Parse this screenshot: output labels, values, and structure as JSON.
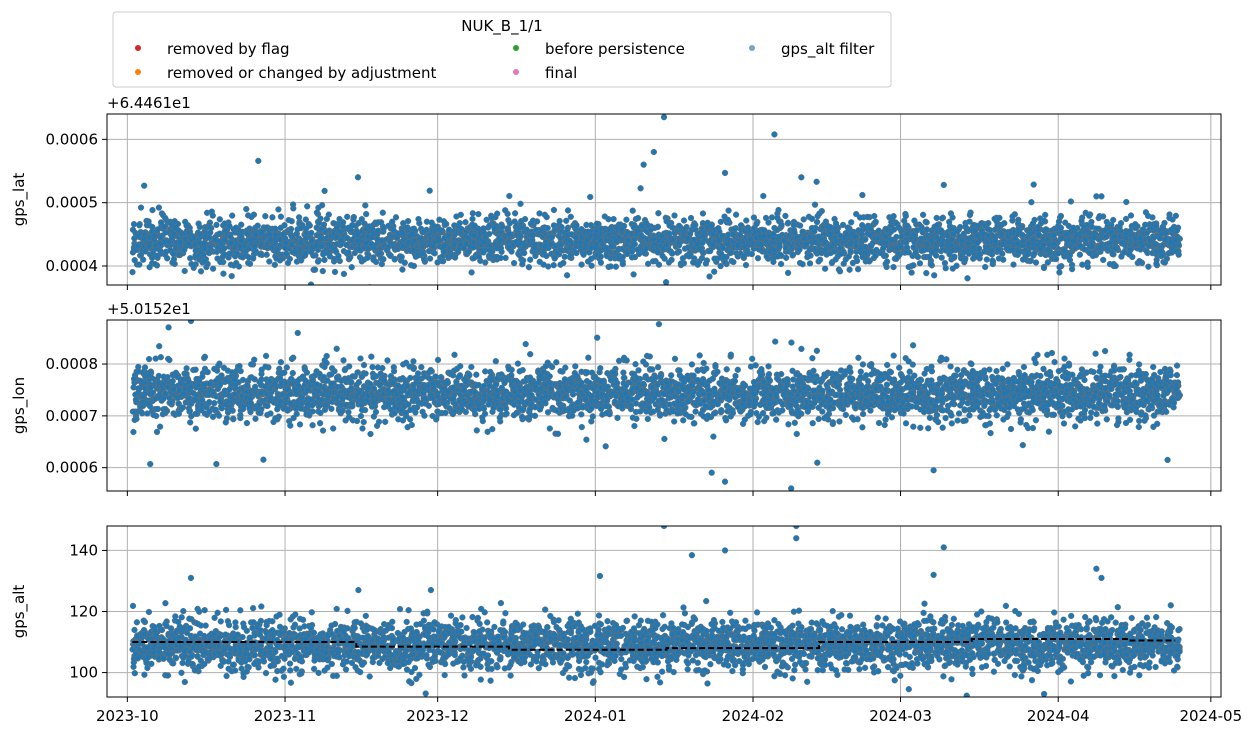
{
  "legend": {
    "title": "NUK_B_1/1",
    "placement": "top-left, above plots",
    "entries": [
      {
        "label": "removed by flag",
        "color": "#d62728"
      },
      {
        "label": "removed or changed by adjustment",
        "color": "#ff7f0e"
      },
      {
        "label": "before persistence",
        "color": "#2ca02c"
      },
      {
        "label": "final",
        "color": "#e377c2"
      },
      {
        "label": "gps_alt filter",
        "color": "#6fa8d0"
      }
    ]
  },
  "chart_data": [
    {
      "type": "scatter",
      "ylabel": "gps_lat",
      "offset_label": "+6.4461e1",
      "y_offset": 64.461,
      "ylim": [
        0.00037,
        0.00064
      ],
      "yticks": [
        0.0004,
        0.0005,
        0.0006
      ],
      "ytick_labels": [
        "0.0004",
        "0.0005",
        "0.0006"
      ],
      "grid": true,
      "series_color": "#1f77b4",
      "points_per_day": 18,
      "center": 0.00044,
      "spread": 1.8e-05,
      "outliers": [
        {
          "x": "2024-01-14",
          "y": 0.000635
        },
        {
          "x": "2024-01-12",
          "y": 0.00058
        },
        {
          "x": "2024-01-10",
          "y": 0.00056
        },
        {
          "x": "2024-01-26",
          "y": 0.000547
        },
        {
          "x": "2024-02-10",
          "y": 0.00054
        },
        {
          "x": "2024-02-13",
          "y": 0.000533
        },
        {
          "x": "2024-03-09",
          "y": 0.000528
        },
        {
          "x": "2024-04-08",
          "y": 0.00051
        },
        {
          "x": "2024-04-09",
          "y": 0.00051
        },
        {
          "x": "2024-02-22",
          "y": 0.000512
        }
      ]
    },
    {
      "type": "scatter",
      "ylabel": "gps_lon",
      "offset_label": "+5.0152e1",
      "y_offset": 50.152,
      "ylim": [
        0.000555,
        0.000885
      ],
      "yticks": [
        0.0006,
        0.0007,
        0.0008
      ],
      "ytick_labels": [
        "0.0006",
        "0.0007",
        "0.0008"
      ],
      "grid": true,
      "series_color": "#1f77b4",
      "points_per_day": 18,
      "center": 0.000745,
      "spread": 2.6e-05,
      "outliers": [
        {
          "x": "2023-10-13",
          "y": 0.000883
        },
        {
          "x": "2024-01-13",
          "y": 0.000877
        },
        {
          "x": "2024-02-08",
          "y": 0.00056
        },
        {
          "x": "2024-01-26",
          "y": 0.000573
        },
        {
          "x": "2023-10-05",
          "y": 0.000607
        },
        {
          "x": "2023-10-18",
          "y": 0.000607
        },
        {
          "x": "2023-11-03",
          "y": 0.00086
        },
        {
          "x": "2024-04-22",
          "y": 0.000615
        },
        {
          "x": "2024-03-07",
          "y": 0.000595
        }
      ]
    },
    {
      "type": "scatter",
      "ylabel": "gps_alt",
      "ylim": [
        92,
        148
      ],
      "yticks": [
        100,
        120,
        140
      ],
      "ytick_labels": [
        "100",
        "120",
        "140"
      ],
      "grid": true,
      "series_color": "#1f77b4",
      "points_per_day": 18,
      "center": 109,
      "spread": 4.2,
      "outliers": [
        {
          "x": "2024-01-14",
          "y": 148
        },
        {
          "x": "2024-02-09",
          "y": 148
        },
        {
          "x": "2024-02-09",
          "y": 144
        },
        {
          "x": "2024-01-26",
          "y": 140
        },
        {
          "x": "2024-03-09",
          "y": 141
        },
        {
          "x": "2024-04-08",
          "y": 134
        },
        {
          "x": "2024-04-09",
          "y": 131
        },
        {
          "x": "2023-10-13",
          "y": 131
        },
        {
          "x": "2024-03-07",
          "y": 132
        }
      ],
      "step_line": {
        "color": "#000000",
        "style": "dashed",
        "points": [
          {
            "x": "2023-10-02",
            "y": 110
          },
          {
            "x": "2023-11-15",
            "y": 110
          },
          {
            "x": "2023-11-15",
            "y": 108.5
          },
          {
            "x": "2023-12-15",
            "y": 108.5
          },
          {
            "x": "2023-12-15",
            "y": 107.5
          },
          {
            "x": "2024-01-15",
            "y": 107.5
          },
          {
            "x": "2024-01-15",
            "y": 108
          },
          {
            "x": "2024-02-14",
            "y": 108
          },
          {
            "x": "2024-02-14",
            "y": 110
          },
          {
            "x": "2024-03-15",
            "y": 110
          },
          {
            "x": "2024-03-15",
            "y": 111
          },
          {
            "x": "2024-04-15",
            "y": 111
          },
          {
            "x": "2024-04-15",
            "y": 110.5
          },
          {
            "x": "2024-04-24",
            "y": 110.5
          }
        ]
      }
    }
  ],
  "x_axis": {
    "start": "2023-10-02",
    "end": "2024-04-24",
    "xlim": [
      "2023-09-27",
      "2024-05-03"
    ],
    "ticks": [
      "2023-10-01",
      "2023-11-01",
      "2023-12-01",
      "2024-01-01",
      "2024-02-01",
      "2024-03-01",
      "2024-04-01",
      "2024-05-01"
    ],
    "tick_labels": [
      "2023-10",
      "2023-11",
      "2023-12",
      "2024-01",
      "2024-02",
      "2024-03",
      "2024-04",
      "2024-05"
    ]
  }
}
•••••
Problem description: Using the material above, return every line exactly as it appears, minus the pictures.

Answer:
Parse this screenshot: output labels, values, and structure as JSON.
{
  "legend": {
    "title": "NUK_B_1/1",
    "placement": "top-left, above plots",
    "entries": [
      {
        "label": "removed by flag",
        "color": "#d62728"
      },
      {
        "label": "removed or changed by adjustment",
        "color": "#ff7f0e"
      },
      {
        "label": "before persistence",
        "color": "#2ca02c"
      },
      {
        "label": "final",
        "color": "#e377c2"
      },
      {
        "label": "gps_alt filter",
        "color": "#6fa8d0"
      }
    ]
  },
  "chart_data": [
    {
      "type": "scatter",
      "ylabel": "gps_lat",
      "offset_label": "+6.4461e1",
      "y_offset": 64.461,
      "ylim": [
        0.00037,
        0.00064
      ],
      "yticks": [
        0.0004,
        0.0005,
        0.0006
      ],
      "ytick_labels": [
        "0.0004",
        "0.0005",
        "0.0006"
      ],
      "grid": true,
      "series_color": "#1f77b4",
      "points_per_day": 18,
      "center": 0.00044,
      "spread": 1.8e-05,
      "outliers": [
        {
          "x": "2024-01-14",
          "y": 0.000635
        },
        {
          "x": "2024-01-12",
          "y": 0.00058
        },
        {
          "x": "2024-01-10",
          "y": 0.00056
        },
        {
          "x": "2024-01-26",
          "y": 0.000547
        },
        {
          "x": "2024-02-10",
          "y": 0.00054
        },
        {
          "x": "2024-02-13",
          "y": 0.000533
        },
        {
          "x": "2024-03-09",
          "y": 0.000528
        },
        {
          "x": "2024-04-08",
          "y": 0.00051
        },
        {
          "x": "2024-04-09",
          "y": 0.00051
        },
        {
          "x": "2024-02-22",
          "y": 0.000512
        }
      ]
    },
    {
      "type": "scatter",
      "ylabel": "gps_lon",
      "offset_label": "+5.0152e1",
      "y_offset": 50.152,
      "ylim": [
        0.000555,
        0.000885
      ],
      "yticks": [
        0.0006,
        0.0007,
        0.0008
      ],
      "ytick_labels": [
        "0.0006",
        "0.0007",
        "0.0008"
      ],
      "grid": true,
      "series_color": "#1f77b4",
      "points_per_day": 18,
      "center": 0.000745,
      "spread": 2.6e-05,
      "outliers": [
        {
          "x": "2023-10-13",
          "y": 0.000883
        },
        {
          "x": "2024-01-13",
          "y": 0.000877
        },
        {
          "x": "2024-02-08",
          "y": 0.00056
        },
        {
          "x": "2024-01-26",
          "y": 0.000573
        },
        {
          "x": "2023-10-05",
          "y": 0.000607
        },
        {
          "x": "2023-10-18",
          "y": 0.000607
        },
        {
          "x": "2023-11-03",
          "y": 0.00086
        },
        {
          "x": "2024-04-22",
          "y": 0.000615
        },
        {
          "x": "2024-03-07",
          "y": 0.000595
        }
      ]
    },
    {
      "type": "scatter",
      "ylabel": "gps_alt",
      "ylim": [
        92,
        148
      ],
      "yticks": [
        100,
        120,
        140
      ],
      "ytick_labels": [
        "100",
        "120",
        "140"
      ],
      "grid": true,
      "series_color": "#1f77b4",
      "points_per_day": 18,
      "center": 109,
      "spread": 4.2,
      "outliers": [
        {
          "x": "2024-01-14",
          "y": 148
        },
        {
          "x": "2024-02-09",
          "y": 148
        },
        {
          "x": "2024-02-09",
          "y": 144
        },
        {
          "x": "2024-01-26",
          "y": 140
        },
        {
          "x": "2024-03-09",
          "y": 141
        },
        {
          "x": "2024-04-08",
          "y": 134
        },
        {
          "x": "2024-04-09",
          "y": 131
        },
        {
          "x": "2023-10-13",
          "y": 131
        },
        {
          "x": "2024-03-07",
          "y": 132
        }
      ],
      "step_line": {
        "color": "#000000",
        "style": "dashed",
        "points": [
          {
            "x": "2023-10-02",
            "y": 110
          },
          {
            "x": "2023-11-15",
            "y": 110
          },
          {
            "x": "2023-11-15",
            "y": 108.5
          },
          {
            "x": "2023-12-15",
            "y": 108.5
          },
          {
            "x": "2023-12-15",
            "y": 107.5
          },
          {
            "x": "2024-01-15",
            "y": 107.5
          },
          {
            "x": "2024-01-15",
            "y": 108
          },
          {
            "x": "2024-02-14",
            "y": 108
          },
          {
            "x": "2024-02-14",
            "y": 110
          },
          {
            "x": "2024-03-15",
            "y": 110
          },
          {
            "x": "2024-03-15",
            "y": 111
          },
          {
            "x": "2024-04-15",
            "y": 111
          },
          {
            "x": "2024-04-15",
            "y": 110.5
          },
          {
            "x": "2024-04-24",
            "y": 110.5
          }
        ]
      }
    }
  ],
  "x_axis": {
    "start": "2023-10-02",
    "end": "2024-04-24",
    "xlim": [
      "2023-09-27",
      "2024-05-03"
    ],
    "ticks": [
      "2023-10-01",
      "2023-11-01",
      "2023-12-01",
      "2024-01-01",
      "2024-02-01",
      "2024-03-01",
      "2024-04-01",
      "2024-05-01"
    ],
    "tick_labels": [
      "2023-10",
      "2023-11",
      "2023-12",
      "2024-01",
      "2024-02",
      "2024-03",
      "2024-04",
      "2024-05"
    ]
  }
}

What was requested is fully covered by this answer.